>>>
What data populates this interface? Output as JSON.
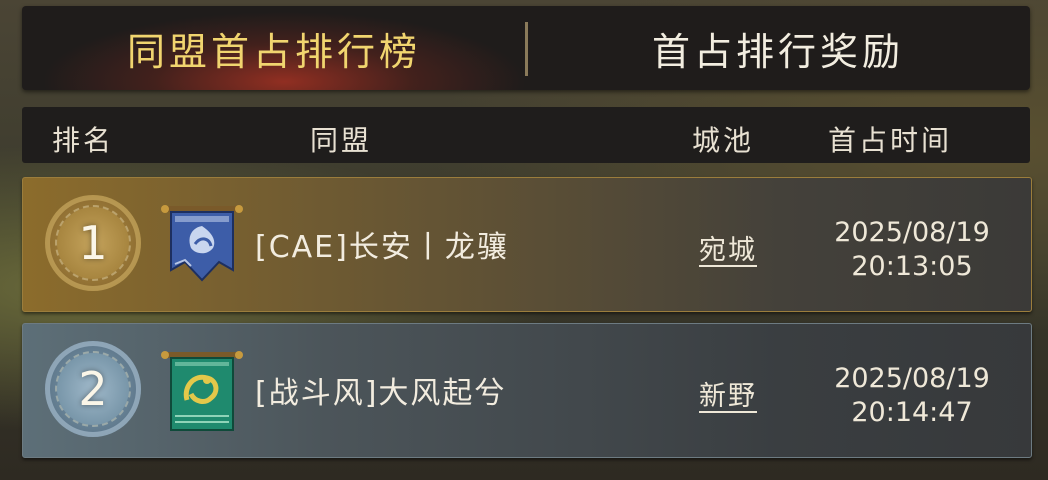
{
  "tabs": {
    "active_label": "同盟首占排行榜",
    "inactive_label": "首占排行奖励"
  },
  "header": {
    "rank": "排名",
    "alliance": "同盟",
    "city": "城池",
    "first_time": "首占时间"
  },
  "rows": [
    {
      "rank": "1",
      "alliance": "[CAE]长安丨龙骧",
      "city": "宛城",
      "date": "2025/08/19",
      "time": "20:13:05",
      "banner_icon": "blue-phoenix-banner-icon",
      "banner_color": "#3d5da8",
      "medal_color": "#b0904a"
    },
    {
      "rank": "2",
      "alliance": "[战斗风]大风起兮",
      "city": "新野",
      "date": "2025/08/19",
      "time": "20:14:47",
      "banner_icon": "green-dragon-banner-icon",
      "banner_color": "#1f8a6e",
      "medal_color": "#86a3b6"
    }
  ],
  "colors": {
    "active_tab_text": "#f1d56f",
    "panel_bg": "#1f1c1b",
    "gold_row": "#8c6c2c",
    "silver_row": "#5d6f78"
  }
}
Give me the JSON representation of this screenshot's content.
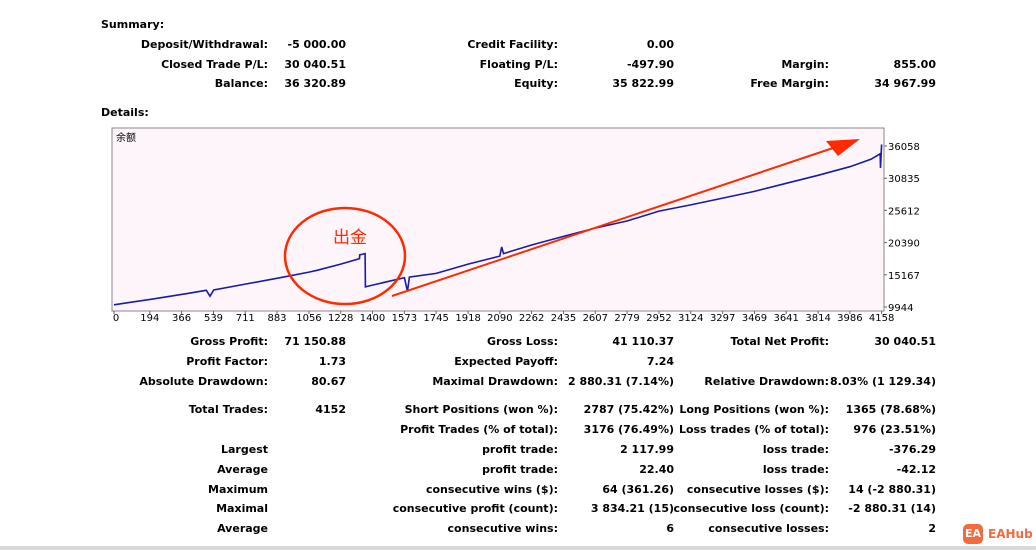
{
  "summary": {
    "heading": "Summary:",
    "deposit_label": "Deposit/Withdrawal:",
    "deposit_value": "-5 000.00",
    "closed_label": "Closed Trade P/L:",
    "closed_value": "30 040.51",
    "balance_label": "Balance:",
    "balance_value": "36 320.89",
    "credit_label": "Credit Facility:",
    "credit_value": "0.00",
    "floating_label": "Floating P/L:",
    "floating_value": "-497.90",
    "equity_label": "Equity:",
    "equity_value": "35 822.99",
    "margin_label": "Margin:",
    "margin_value": "855.00",
    "free_margin_label": "Free Margin:",
    "free_margin_value": "34 967.99"
  },
  "details": {
    "heading": "Details:"
  },
  "chart_data": {
    "type": "line",
    "corner_label": "余额",
    "x_ticks": [
      "0",
      "194",
      "366",
      "539",
      "711",
      "883",
      "1056",
      "1228",
      "1400",
      "1573",
      "1745",
      "1918",
      "2090",
      "2262",
      "2435",
      "2607",
      "2779",
      "2952",
      "3124",
      "3297",
      "3469",
      "3641",
      "3814",
      "3986",
      "4158"
    ],
    "y_ticks": [
      "36058",
      "30835",
      "25612",
      "20390",
      "15167",
      "9944"
    ],
    "xlim": [
      0,
      4160
    ],
    "ylim": [
      9944,
      36058
    ],
    "series": [
      {
        "color": "#1a1aa6",
        "points": [
          [
            0,
            10300
          ],
          [
            200,
            11200
          ],
          [
            400,
            12150
          ],
          [
            500,
            12650
          ],
          [
            520,
            11700
          ],
          [
            540,
            12700
          ],
          [
            700,
            13600
          ],
          [
            900,
            14700
          ],
          [
            1056,
            15600
          ],
          [
            1100,
            15900
          ],
          [
            1228,
            16900
          ],
          [
            1330,
            17800
          ],
          [
            1331,
            18400
          ],
          [
            1360,
            18600
          ],
          [
            1362,
            13200
          ],
          [
            1400,
            13500
          ],
          [
            1573,
            14700
          ],
          [
            1590,
            12500
          ],
          [
            1600,
            14800
          ],
          [
            1745,
            15400
          ],
          [
            1918,
            16900
          ],
          [
            2090,
            18200
          ],
          [
            2100,
            19700
          ],
          [
            2110,
            18600
          ],
          [
            2262,
            20000
          ],
          [
            2435,
            21400
          ],
          [
            2600,
            22700
          ],
          [
            2779,
            23900
          ],
          [
            2952,
            25500
          ],
          [
            3124,
            26500
          ],
          [
            3297,
            27600
          ],
          [
            3469,
            28700
          ],
          [
            3641,
            30000
          ],
          [
            3814,
            31300
          ],
          [
            3986,
            32700
          ],
          [
            4100,
            33900
          ],
          [
            4150,
            34800
          ],
          [
            4152,
            32500
          ],
          [
            4158,
            36300
          ]
        ]
      }
    ],
    "annotations": [
      {
        "text": "出金",
        "color": "#ff2a00"
      }
    ]
  },
  "stats": {
    "gross_profit_label": "Gross Profit:",
    "gross_profit_value": "71 150.88",
    "gross_loss_label": "Gross Loss:",
    "gross_loss_value": "41 110.37",
    "total_net_label": "Total Net Profit:",
    "total_net_value": "30 040.51",
    "profit_factor_label": "Profit Factor:",
    "profit_factor_value": "1.73",
    "expected_payoff_label": "Expected Payoff:",
    "expected_payoff_value": "7.24",
    "abs_dd_label": "Absolute Drawdown:",
    "abs_dd_value": "80.67",
    "max_dd_label": "Maximal Drawdown:",
    "max_dd_value": "2 880.31 (7.14%)",
    "rel_dd_label": "Relative Drawdown:",
    "rel_dd_value": "8.03% (1 129.34)",
    "total_trades_label": "Total Trades:",
    "total_trades_value": "4152",
    "short_label": "Short Positions (won %):",
    "short_value": "2787 (75.42%)",
    "long_label": "Long Positions (won %):",
    "long_value": "1365 (78.68%)",
    "profit_trades_label": "Profit Trades (% of total):",
    "profit_trades_value": "3176 (76.49%)",
    "loss_trades_label": "Loss trades (% of total):",
    "loss_trades_value": "976 (23.51%)",
    "largest_label": "Largest",
    "largest_profit_label": "profit trade:",
    "largest_profit_value": "2 117.99",
    "largest_loss_label": "loss trade:",
    "largest_loss_value": "-376.29",
    "average_label": "Average",
    "average_profit_label": "profit trade:",
    "average_profit_value": "22.40",
    "average_loss_label": "loss trade:",
    "average_loss_value": "-42.12",
    "maximum_label": "Maximum",
    "max_cons_wins_label": "consecutive wins ($):",
    "max_cons_wins_value": "64 (361.26)",
    "max_cons_losses_label": "consecutive losses ($):",
    "max_cons_losses_value": "14 (-2 880.31)",
    "maximal_label": "Maximal",
    "maximal_profit_label": "consecutive profit (count):",
    "maximal_profit_value": "3 834.21 (15)",
    "maximal_loss_label": "consecutive loss (count):",
    "maximal_loss_value": "-2 880.31 (14)",
    "average2_label": "Average",
    "avg_cons_wins_label": "consecutive wins:",
    "avg_cons_wins_value": "6",
    "avg_cons_losses_label": "consecutive losses:",
    "avg_cons_losses_value": "2"
  },
  "watermark": {
    "logo_text": "EA",
    "text": "EAHub"
  }
}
<<<
> [Work required]:
In the listing above, find the lines holding the word "this" and copy them.

> [Completed task]:
What data populates this interface? Output as JSON.
Give me the JSON representation of this screenshot's content.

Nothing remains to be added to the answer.